## WHAT IS REQUIRED
Find the string "there" in the listing and report every line that has it.

[Rows from a dataset]
+---+

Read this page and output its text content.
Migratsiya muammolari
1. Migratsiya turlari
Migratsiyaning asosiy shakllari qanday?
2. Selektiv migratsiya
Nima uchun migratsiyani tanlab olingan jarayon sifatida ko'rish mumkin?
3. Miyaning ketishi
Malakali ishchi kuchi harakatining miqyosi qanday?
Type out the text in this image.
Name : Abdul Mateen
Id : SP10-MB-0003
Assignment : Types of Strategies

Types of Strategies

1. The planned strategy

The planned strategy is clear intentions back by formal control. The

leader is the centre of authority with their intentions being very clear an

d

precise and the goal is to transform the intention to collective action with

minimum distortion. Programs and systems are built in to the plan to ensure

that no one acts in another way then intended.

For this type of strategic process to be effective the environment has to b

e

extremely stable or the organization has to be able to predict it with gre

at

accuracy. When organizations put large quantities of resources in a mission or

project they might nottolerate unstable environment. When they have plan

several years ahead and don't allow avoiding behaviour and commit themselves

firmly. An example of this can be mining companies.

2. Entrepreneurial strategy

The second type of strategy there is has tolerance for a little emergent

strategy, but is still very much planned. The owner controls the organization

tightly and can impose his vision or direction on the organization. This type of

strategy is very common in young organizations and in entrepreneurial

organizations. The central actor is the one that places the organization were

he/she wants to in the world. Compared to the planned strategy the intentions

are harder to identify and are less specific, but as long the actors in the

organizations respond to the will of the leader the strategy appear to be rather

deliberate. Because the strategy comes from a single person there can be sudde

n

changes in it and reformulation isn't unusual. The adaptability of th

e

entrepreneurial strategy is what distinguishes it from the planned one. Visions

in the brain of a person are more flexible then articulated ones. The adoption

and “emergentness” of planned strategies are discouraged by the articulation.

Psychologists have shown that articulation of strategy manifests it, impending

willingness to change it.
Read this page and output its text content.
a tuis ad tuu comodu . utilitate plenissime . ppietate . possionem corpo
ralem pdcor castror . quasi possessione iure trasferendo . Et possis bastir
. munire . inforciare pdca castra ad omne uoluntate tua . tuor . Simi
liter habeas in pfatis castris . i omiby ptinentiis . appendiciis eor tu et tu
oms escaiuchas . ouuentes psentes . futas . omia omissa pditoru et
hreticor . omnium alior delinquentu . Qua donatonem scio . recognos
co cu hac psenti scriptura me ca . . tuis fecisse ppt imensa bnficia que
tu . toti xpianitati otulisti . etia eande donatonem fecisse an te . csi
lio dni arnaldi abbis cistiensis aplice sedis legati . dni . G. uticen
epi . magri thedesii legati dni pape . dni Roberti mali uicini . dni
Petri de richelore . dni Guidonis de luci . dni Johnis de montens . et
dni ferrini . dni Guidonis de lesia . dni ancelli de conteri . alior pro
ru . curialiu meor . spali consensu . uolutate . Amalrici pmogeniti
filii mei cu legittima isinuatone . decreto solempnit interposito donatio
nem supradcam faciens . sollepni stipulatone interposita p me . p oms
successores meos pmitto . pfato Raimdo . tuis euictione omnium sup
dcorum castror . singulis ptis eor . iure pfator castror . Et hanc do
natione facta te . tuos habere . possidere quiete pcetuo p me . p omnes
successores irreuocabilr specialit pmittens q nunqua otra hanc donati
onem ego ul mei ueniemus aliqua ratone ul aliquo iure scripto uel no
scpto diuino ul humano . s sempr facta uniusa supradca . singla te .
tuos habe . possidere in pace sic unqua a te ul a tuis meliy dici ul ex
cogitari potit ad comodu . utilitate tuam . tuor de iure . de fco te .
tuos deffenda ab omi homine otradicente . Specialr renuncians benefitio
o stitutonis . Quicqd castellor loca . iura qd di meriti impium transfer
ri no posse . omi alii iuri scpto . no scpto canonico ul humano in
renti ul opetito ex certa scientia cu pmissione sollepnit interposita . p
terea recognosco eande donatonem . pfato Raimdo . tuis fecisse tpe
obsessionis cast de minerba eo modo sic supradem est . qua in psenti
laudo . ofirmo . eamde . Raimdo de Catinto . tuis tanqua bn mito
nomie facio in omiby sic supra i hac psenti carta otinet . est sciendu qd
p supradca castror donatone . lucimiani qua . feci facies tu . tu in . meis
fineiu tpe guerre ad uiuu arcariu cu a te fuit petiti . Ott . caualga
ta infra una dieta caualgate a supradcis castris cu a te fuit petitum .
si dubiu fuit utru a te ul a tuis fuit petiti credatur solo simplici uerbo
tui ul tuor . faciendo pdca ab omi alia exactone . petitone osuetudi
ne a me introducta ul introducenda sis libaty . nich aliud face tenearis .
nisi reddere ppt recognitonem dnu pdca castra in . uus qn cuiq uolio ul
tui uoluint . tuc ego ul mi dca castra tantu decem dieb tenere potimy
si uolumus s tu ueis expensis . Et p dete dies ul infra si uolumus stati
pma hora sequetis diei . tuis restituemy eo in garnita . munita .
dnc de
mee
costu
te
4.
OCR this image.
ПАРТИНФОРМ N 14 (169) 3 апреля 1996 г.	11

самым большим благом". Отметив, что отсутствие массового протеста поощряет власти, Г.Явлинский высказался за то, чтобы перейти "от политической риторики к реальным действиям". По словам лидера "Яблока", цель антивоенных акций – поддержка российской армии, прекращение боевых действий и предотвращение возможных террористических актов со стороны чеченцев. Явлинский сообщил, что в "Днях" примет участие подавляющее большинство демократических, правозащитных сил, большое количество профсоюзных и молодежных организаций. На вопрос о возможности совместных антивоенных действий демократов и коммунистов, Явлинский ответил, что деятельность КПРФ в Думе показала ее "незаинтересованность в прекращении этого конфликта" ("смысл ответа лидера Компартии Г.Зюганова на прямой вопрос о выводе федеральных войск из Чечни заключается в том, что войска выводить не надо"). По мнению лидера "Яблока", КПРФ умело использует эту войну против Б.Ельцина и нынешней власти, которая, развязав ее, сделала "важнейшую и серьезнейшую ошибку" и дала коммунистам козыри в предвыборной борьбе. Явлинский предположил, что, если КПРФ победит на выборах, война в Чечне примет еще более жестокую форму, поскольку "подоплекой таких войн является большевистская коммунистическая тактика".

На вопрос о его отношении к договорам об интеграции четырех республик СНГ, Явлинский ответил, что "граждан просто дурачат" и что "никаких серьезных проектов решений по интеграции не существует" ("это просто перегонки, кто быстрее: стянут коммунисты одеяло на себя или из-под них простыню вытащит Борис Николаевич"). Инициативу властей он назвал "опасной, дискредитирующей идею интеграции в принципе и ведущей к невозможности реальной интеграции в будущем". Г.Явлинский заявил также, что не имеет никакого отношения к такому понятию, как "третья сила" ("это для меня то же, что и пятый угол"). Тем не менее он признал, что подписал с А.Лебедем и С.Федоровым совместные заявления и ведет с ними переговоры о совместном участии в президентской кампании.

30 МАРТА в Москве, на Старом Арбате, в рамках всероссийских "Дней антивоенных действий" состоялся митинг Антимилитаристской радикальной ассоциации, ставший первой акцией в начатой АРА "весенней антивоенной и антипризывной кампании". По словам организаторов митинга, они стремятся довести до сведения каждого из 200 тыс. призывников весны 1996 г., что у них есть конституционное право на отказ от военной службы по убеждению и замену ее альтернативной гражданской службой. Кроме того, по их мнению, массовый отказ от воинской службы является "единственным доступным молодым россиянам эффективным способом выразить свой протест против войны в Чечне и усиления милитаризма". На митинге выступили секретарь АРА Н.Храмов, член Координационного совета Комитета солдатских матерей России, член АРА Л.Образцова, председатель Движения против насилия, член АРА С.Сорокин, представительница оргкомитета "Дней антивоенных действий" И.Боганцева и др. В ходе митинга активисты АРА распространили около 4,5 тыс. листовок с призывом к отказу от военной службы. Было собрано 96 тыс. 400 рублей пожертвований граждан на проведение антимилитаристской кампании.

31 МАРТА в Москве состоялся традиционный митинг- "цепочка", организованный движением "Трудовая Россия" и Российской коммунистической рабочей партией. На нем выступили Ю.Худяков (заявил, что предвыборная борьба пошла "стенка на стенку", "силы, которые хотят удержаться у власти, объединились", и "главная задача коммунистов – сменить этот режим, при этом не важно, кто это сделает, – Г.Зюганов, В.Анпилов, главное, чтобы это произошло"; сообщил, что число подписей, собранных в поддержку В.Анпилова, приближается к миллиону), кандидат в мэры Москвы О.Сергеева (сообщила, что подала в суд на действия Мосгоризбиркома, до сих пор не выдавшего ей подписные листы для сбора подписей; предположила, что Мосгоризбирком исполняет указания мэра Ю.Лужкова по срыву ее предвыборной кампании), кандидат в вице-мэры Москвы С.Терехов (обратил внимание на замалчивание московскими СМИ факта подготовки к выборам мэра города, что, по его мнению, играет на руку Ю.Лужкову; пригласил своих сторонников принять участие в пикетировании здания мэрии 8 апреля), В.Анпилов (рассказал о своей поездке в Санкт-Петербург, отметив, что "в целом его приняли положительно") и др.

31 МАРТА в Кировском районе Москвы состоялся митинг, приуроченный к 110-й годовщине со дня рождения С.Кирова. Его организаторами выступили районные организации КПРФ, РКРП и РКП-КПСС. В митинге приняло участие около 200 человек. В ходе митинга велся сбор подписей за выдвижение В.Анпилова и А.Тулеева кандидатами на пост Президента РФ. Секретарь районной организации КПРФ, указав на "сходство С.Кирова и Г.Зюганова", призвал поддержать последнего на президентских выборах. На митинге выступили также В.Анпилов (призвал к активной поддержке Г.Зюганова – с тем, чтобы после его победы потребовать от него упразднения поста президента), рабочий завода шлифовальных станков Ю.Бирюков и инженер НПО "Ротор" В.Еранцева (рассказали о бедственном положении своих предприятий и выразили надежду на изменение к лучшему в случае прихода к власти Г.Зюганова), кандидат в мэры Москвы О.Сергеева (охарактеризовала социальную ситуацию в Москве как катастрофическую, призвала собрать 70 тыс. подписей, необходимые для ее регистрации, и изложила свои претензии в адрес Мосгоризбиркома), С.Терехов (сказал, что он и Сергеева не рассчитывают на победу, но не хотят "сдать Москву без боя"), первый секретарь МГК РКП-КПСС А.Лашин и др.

+---+

## TASK ANSWER
The second type of strategy there is has tolerance for a little emergent
deliberate. Because the strategy comes from a single person there can be sudde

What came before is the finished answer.